• [What you need to do]:
Write out all of the entries exactly as given.

▼

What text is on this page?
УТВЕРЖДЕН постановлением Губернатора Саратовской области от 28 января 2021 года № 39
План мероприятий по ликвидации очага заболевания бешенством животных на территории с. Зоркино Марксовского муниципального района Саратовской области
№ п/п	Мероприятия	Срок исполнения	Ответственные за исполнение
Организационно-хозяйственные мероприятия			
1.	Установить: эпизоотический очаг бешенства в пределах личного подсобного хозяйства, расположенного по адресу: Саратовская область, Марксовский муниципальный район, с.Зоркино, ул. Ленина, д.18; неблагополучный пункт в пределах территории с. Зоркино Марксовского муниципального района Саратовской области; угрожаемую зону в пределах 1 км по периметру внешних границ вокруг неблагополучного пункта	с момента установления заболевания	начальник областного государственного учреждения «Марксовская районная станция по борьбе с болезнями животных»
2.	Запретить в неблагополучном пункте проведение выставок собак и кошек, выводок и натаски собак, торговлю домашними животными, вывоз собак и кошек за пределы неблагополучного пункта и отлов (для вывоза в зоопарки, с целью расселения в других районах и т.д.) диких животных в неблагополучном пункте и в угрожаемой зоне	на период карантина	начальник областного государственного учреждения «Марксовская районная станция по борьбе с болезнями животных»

▲

• [Result]:
What text is on this page?
УТВЕРЖДЕН постановлением Губернатора Саратовской области от 28 января 2021 года № 39
План мероприятий по ликвидации очага заболевания бешенством животных на территории с. Зоркино Марксовского муниципального района Саратовской области
№ п/п	Мероприятия	Срок исполнения	Ответственные за исполнение
Организационно-хозяйственные мероприятия			
1.	Установить: эпизоотический очаг бешенства в пределах личного подсобного хозяйства, расположенного по адресу: Саратовская область, Марксовский муниципальный район, с.Зоркино, ул. Ленина, д.18; неблагополучный пункт в пределах территории с. Зоркино Марксовского муниципального района Саратовской области; угрожаемую зону в пределах 1 км по периметру внешних границ вокруг неблагополучного пункта	с момента установления заболевания	начальник областного государственного учреждения «Марксовская районная станция по борьбе с болезнями животных»
2.	Запретить в неблагополучном пункте проведение выставок собак и кошек, выводок и натаски собак, торговлю домашними животными, вывоз собак и кошек за пределы неблагополучного пункта и отлов (для вывоза в зоопарки, с целью расселения в других районах и т.д.) диких животных в неблагополучном пункте и в угрожаемой зоне	на период карантина	начальник областного государственного учреждения «Марксовская районная станция по борьбе с болезнями животных»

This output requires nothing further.